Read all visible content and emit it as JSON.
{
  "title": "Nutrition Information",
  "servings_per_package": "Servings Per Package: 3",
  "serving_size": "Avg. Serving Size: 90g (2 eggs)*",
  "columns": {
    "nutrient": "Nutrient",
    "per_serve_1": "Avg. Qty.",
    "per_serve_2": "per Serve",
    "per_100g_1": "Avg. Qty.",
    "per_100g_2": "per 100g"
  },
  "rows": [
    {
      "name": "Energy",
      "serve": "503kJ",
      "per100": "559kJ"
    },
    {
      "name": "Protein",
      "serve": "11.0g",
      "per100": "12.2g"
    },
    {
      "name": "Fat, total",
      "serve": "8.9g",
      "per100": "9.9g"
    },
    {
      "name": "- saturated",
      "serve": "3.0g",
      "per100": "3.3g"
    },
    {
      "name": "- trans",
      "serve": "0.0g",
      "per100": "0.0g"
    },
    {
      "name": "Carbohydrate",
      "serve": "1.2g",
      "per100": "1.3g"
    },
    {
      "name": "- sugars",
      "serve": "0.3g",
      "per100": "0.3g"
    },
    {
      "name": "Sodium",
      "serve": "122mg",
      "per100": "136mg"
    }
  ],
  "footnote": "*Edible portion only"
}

---*---

*WHAT TO PRODUCE*: Print out the records exactly as they were entered.

*ANSWER BOX*:
Read all visible content and emit it as JSON.
{
  "title": "Nutrition Information",
  "servings_per_package": "Servings Per Package: 3",
  "serving_size": "Avg. Serving Size: 90g (2 eggs)*",
  "columns": {
    "nutrient": "Nutrient",
    "per_serve_1": "Avg. Qty.",
    "per_serve_2": "per Serve",
    "per_100g_1": "Avg. Qty.",
    "per_100g_2": "per 100g"
  },
  "rows": [
    {
      "name": "Energy",
      "serve": "503kJ",
      "per100": "559kJ"
    },
    {
      "name": "Protein",
      "serve": "11.0g",
      "per100": "12.2g"
    },
    {
      "name": "Fat, total",
      "serve": "8.9g",
      "per100": "9.9g"
    },
    {
      "name": "- saturated",
      "serve": "3.0g",
      "per100": "3.3g"
    },
    {
      "name": "- trans",
      "serve": "0.0g",
      "per100": "0.0g"
    },
    {
      "name": "Carbohydrate",
      "serve": "1.2g",
      "per100": "1.3g"
    },
    {
      "name": "- sugars",
      "serve": "0.3g",
      "per100": "0.3g"
    },
    {
      "name": "Sodium",
      "serve": "122mg",
      "per100": "136mg"
    }
  ],
  "footnote": "*Edible portion only"
}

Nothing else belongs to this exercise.